Petunjuk 1:
Jawab pertanyaan berikut berdasarkan teks tentang Hafshah binti Umar.
(a) Apa yang dilakukan Hafshah sehingga Umar marah kepadanya?
(b) Selama berapa lama Rasulullah SAW bersumpah untuk tidak berkumpul dengan istri-istrinya?
(c) Dari surah apa firman Allah di bagian akhir teks dikutip?
Petunjuk 2:
Salin kata demi kata bagian teks tentang Hafshah binti Umar yang diawali kata-kata yang memuat "HAFSHAH BINTI UMAR" dan diakhiri dengan "tidak menyadari kesalahan.".
Petunjuk 3:
Lanjutkan teks tentang Hafshah binti Umar mulai setelah kalimat terakhir yang tercantum.

HAFSHAH BINTI UMAR (Bag 2)

Mulai dari awal
                                    

Hafshah senantiasa bertanya kepada Rasulullah SAW dalam berbagai masalah, dan hal itu menyebabkan marahnya Umar kepada Hafshah, sedangkan Rasulullah SAW senantiasa memperlakukan Hafshah dengan lemah lembut dan penuh kasih sayang. Beliau bersabda, “Berwasiatlah engkau kepada kaum wanita dengan baik.”
Rasulullah SAW pernah marah besar kepada istri-istrinya ketika mereka meminta tambahan nafkah. Rasulullah SAW bersumpah untuk tidak berkumpul dengan istri-istri beliau selama sebulan hingga mereka menyadari kesalahannya, atau menceraikan mereka jika mereka tidak menyadari kesalahan.

Kaitannya dengan hal ini, Allah berfirman, “Hai Nabi, katakanlah kepada istri-istrimu, jika kalian menghendaki kehidupan dunia dan segala perhiasannya, maka kemarilah, aku akan memenuhi keinginanmu itu dan aku akan menceraikanmu secara baik-baik. Dan jika kalian menginginkan (keridhaan) Allah dan Rasul-Nya serta (kesenangan) di kampung akhirat, sesungguhnya Allah akan menyediakan bagi hamba-hamba yang baik di antara kalian pahala yang besar.” (QS. Al-Ahzab)

Segmen data:
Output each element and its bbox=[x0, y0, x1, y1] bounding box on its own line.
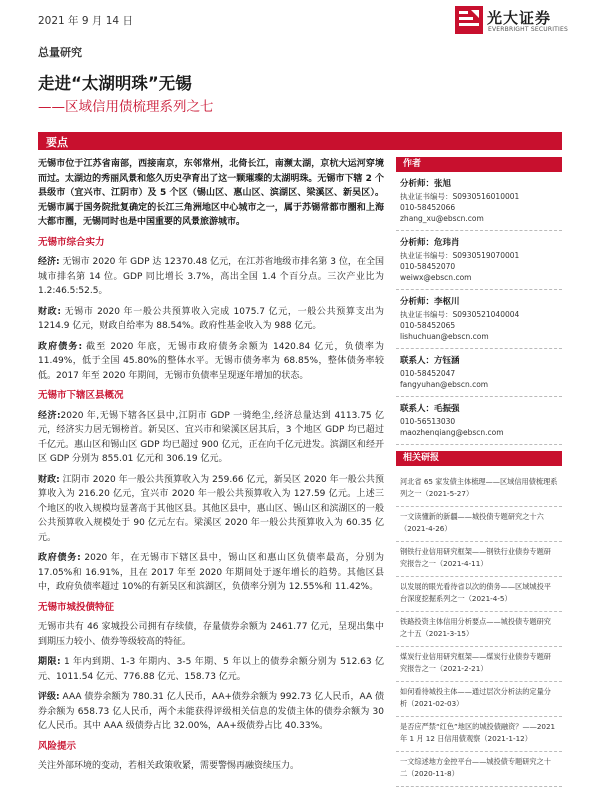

Jawaban yang diharapkan 1:
(a) Hafshah senantiasa bertanya kepada Rasulullah SAW dalam berbagai masalah.
(b) Selama sebulan.
(c) QS. Al-Ahzab.

Jawaban yang diharapkan 2:
HAFSHAH BINTI UMAR (Bag 2)

Mulai dari awal
                                    

Hafshah senantiasa bertanya kepada Rasulullah SAW dalam berbagai masalah, dan hal itu menyebabkan marahnya Umar kepada Hafshah, sedangkan Rasulullah SAW senantiasa memperlakukan Hafshah dengan lemah lembut dan penuh kasih sayang. Beliau bersabda, “Berwasiatlah engkau kepada kaum wanita dengan baik.”
Rasulullah SAW pernah marah besar kepada istri-istrinya ketika mereka meminta tambahan nafkah. Rasulullah SAW bersumpah untuk tidak berkumpul dengan istri-istri beliau selama sebulan hingga mereka menyadari kesalahannya, atau menceraikan mereka jika mereka tidak menyadari kesalahan.

Jawaban yang diharapkan 3:
Umar bin Khatab kemudian mendatangi rumah Rasulullah SAW. Umar melihat istri-istri Rasulullah SAW murung dan sedih, sepertinya telah terjadi perselisihan antara mereka dengan Rasulullah SAW. Secara khusus Umar memanggil putrinya, Hafshah, dan mengingatkannya untuk menjauhi perilaku yang dapat membangkitkan amarah beliau dan menyadari bahwa beliau tidak memiliki banyak harta untuk diberikan kepada mereka.
Rasulullah SAW menjauhi istri-istrinya selama sebulan di dalam sebuah kamar yang disebut khazanah, dan seorang hamba sahaya bernama Rabah duduk di depan pintu kamar. Setelah kejadian itu tersebarlah kabar yang meresahkan bahwa Rasulullah SAW telah menceraikan istri-istri beliau. Yang paling merasakan keresahan adalah Umar bin Khatab, sehingga dia segera menemui putrinya yang sedang menangis.

Sepertinya Rasulullah SAW telah menceraikanmu,” Kata Umar kepada Hafshah

“Aku tidak tahu,” Jawab Hafshah sambil terisak

Beliau telah menceraikanmu sekali dan merujukmu lagi karena aku. Jika beliau menceraikanmu sekali lagi, aku tidak akan berbicara denganmu selama-lamanya.” Sahut Umar lagi,

Hafshah menangis dan menyesali kelalaiannya terhadap suami dan ayahnya. Setelah beberapa hari Rasulullah SAW menyendiri, belum ada seorang pun yang dapat memastikan apakah beliau menceraikan istri-istri beliau atau tidak. Karena tidak sabar, Umar mendatangi khazanah untuk menemui Rasulullah SAW yang sedang menyendiri.

Sekarang ini Umar menemui Rasulullah SAW bukan karena anaknya, melainkan karena cintanya kepada beliau dan merasa sangat sedih melihat keadaan beliau, di samping memang ingin memastikan isu yang tersebar. Umar bin Khatab merasa putrinyalah yang menjadi penyebab kesedihan beliau.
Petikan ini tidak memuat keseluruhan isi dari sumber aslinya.